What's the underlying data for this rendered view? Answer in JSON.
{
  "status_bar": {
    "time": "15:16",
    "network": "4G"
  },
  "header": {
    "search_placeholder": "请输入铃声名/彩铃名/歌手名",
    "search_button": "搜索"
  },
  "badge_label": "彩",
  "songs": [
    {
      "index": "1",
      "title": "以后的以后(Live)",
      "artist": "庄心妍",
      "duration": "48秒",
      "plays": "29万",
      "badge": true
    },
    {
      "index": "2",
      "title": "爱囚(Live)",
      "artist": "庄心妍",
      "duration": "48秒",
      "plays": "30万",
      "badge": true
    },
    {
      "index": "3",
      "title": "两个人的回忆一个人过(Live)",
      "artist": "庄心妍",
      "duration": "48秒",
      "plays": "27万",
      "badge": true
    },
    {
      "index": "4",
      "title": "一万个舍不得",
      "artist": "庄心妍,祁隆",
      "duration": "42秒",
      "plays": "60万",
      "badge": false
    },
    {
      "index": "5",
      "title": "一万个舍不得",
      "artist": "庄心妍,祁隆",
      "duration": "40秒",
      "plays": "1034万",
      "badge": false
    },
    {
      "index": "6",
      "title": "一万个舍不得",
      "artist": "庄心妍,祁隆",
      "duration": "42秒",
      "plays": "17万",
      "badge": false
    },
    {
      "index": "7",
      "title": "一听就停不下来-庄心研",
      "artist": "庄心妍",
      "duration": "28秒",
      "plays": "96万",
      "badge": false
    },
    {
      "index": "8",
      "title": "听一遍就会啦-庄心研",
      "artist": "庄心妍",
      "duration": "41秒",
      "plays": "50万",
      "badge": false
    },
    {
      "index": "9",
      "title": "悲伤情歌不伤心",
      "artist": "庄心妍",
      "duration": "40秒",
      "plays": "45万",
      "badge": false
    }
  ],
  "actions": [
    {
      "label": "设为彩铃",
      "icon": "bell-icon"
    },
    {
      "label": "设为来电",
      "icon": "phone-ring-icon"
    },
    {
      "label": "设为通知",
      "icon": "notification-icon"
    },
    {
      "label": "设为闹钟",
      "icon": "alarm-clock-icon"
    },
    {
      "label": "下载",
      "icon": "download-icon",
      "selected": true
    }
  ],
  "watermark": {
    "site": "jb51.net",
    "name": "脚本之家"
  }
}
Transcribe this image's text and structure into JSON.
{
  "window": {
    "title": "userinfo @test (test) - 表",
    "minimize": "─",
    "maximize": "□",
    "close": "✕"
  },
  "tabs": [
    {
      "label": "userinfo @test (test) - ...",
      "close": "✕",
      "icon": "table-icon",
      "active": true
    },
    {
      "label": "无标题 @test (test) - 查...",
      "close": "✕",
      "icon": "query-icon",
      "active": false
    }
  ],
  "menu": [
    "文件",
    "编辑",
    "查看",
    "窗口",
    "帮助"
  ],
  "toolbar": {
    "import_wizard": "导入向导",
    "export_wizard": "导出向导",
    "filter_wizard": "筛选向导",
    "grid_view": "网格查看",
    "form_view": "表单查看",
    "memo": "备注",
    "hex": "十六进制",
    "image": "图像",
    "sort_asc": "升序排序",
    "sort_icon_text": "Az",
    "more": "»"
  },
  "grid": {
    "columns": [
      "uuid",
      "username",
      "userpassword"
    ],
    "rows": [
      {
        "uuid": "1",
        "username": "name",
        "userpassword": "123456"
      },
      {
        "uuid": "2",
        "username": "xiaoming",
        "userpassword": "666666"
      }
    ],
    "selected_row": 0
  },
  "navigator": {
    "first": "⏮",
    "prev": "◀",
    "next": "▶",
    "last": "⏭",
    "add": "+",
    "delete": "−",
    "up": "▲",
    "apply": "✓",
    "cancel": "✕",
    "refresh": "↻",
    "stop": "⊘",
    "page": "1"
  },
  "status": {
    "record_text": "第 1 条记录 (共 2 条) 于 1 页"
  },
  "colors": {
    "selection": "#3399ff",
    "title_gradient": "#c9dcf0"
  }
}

-*-*-

# [Exercise description]
The records above need to be transcribed in full. Keep every character unchanged.

# [In response]
What's the underlying data for this rendered view? Answer in JSON.
{
  "status_bar": {
    "time": "15:16",
    "network": "4G"
  },
  "header": {
    "search_placeholder": "请输入铃声名/彩铃名/歌手名",
    "search_button": "搜索"
  },
  "badge_label": "彩",
  "songs": [
    {
      "index": "1",
      "title": "以后的以后(Live)",
      "artist": "庄心妍",
      "duration": "48秒",
      "plays": "29万",
      "badge": true
    },
    {
      "index": "2",
      "title": "爱囚(Live)",
      "artist": "庄心妍",
      "duration": "48秒",
      "plays": "30万",
      "badge": true
    },
    {
      "index": "3",
      "title": "两个人的回忆一个人过(Live)",
      "artist": "庄心妍",
      "duration": "48秒",
      "plays": "27万",
      "badge": true
    },
    {
      "index": "4",
      "title": "一万个舍不得",
      "artist": "庄心妍,祁隆",
      "duration": "42秒",
      "plays": "60万",
      "badge": false
    },
    {
      "index": "5",
      "title": "一万个舍不得",
      "artist": "庄心妍,祁隆",
      "duration": "40秒",
      "plays": "1034万",
      "badge": false
    },
    {
      "index": "6",
      "title": "一万个舍不得",
      "artist": "庄心妍,祁隆",
      "duration": "42秒",
      "plays": "17万",
      "badge": false
    },
    {
      "index": "7",
      "title": "一听就停不下来-庄心研",
      "artist": "庄心妍",
      "duration": "28秒",
      "plays": "96万",
      "badge": false
    },
    {
      "index": "8",
      "title": "听一遍就会啦-庄心研",
      "artist": "庄心妍",
      "duration": "41秒",
      "plays": "50万",
      "badge": false
    },
    {
      "index": "9",
      "title": "悲伤情歌不伤心",
      "artist": "庄心妍",
      "duration": "40秒",
      "plays": "45万",
      "badge": false
    }
  ],
  "actions": [
    {
      "label": "设为彩铃",
      "icon": "bell-icon"
    },
    {
      "label": "设为来电",
      "icon": "phone-ring-icon"
    },
    {
      "label": "设为通知",
      "icon": "notification-icon"
    },
    {
      "label": "设为闹钟",
      "icon": "alarm-clock-icon"
    },
    {
      "label": "下载",
      "icon": "download-icon",
      "selected": true
    }
  ],
  "watermark": {
    "site": "jb51.net",
    "name": "脚本之家"
  }
}
Transcribe this image's text and structure into JSON.
{
  "window": {
    "title": "userinfo @test (test) - 表",
    "minimize": "─",
    "maximize": "□",
    "close": "✕"
  },
  "tabs": [
    {
      "label": "userinfo @test (test) - ...",
      "close": "✕",
      "icon": "table-icon",
      "active": true
    },
    {
      "label": "无标题 @test (test) - 查...",
      "close": "✕",
      "icon": "query-icon",
      "active": false
    }
  ],
  "menu": [
    "文件",
    "编辑",
    "查看",
    "窗口",
    "帮助"
  ],
  "toolbar": {
    "import_wizard": "导入向导",
    "export_wizard": "导出向导",
    "filter_wizard": "筛选向导",
    "grid_view": "网格查看",
    "form_view": "表单查看",
    "memo": "备注",
    "hex": "十六进制",
    "image": "图像",
    "sort_asc": "升序排序",
    "sort_icon_text": "Az",
    "more": "»"
  },
  "grid": {
    "columns": [
      "uuid",
      "username",
      "userpassword"
    ],
    "rows": [
      {
        "uuid": "1",
        "username": "name",
        "userpassword": "123456"
      },
      {
        "uuid": "2",
        "username": "xiaoming",
        "userpassword": "666666"
      }
    ],
    "selected_row": 0
  },
  "navigator": {
    "first": "⏮",
    "prev": "◀",
    "next": "▶",
    "last": "⏭",
    "add": "+",
    "delete": "−",
    "up": "▲",
    "apply": "✓",
    "cancel": "✕",
    "refresh": "↻",
    "stop": "⊘",
    "page": "1"
  },
  "status": {
    "record_text": "第 1 条记录 (共 2 条) 于 1 页"
  },
  "colors": {
    "selection": "#3399ff",
    "title_gradient": "#c9dcf0"
  }
}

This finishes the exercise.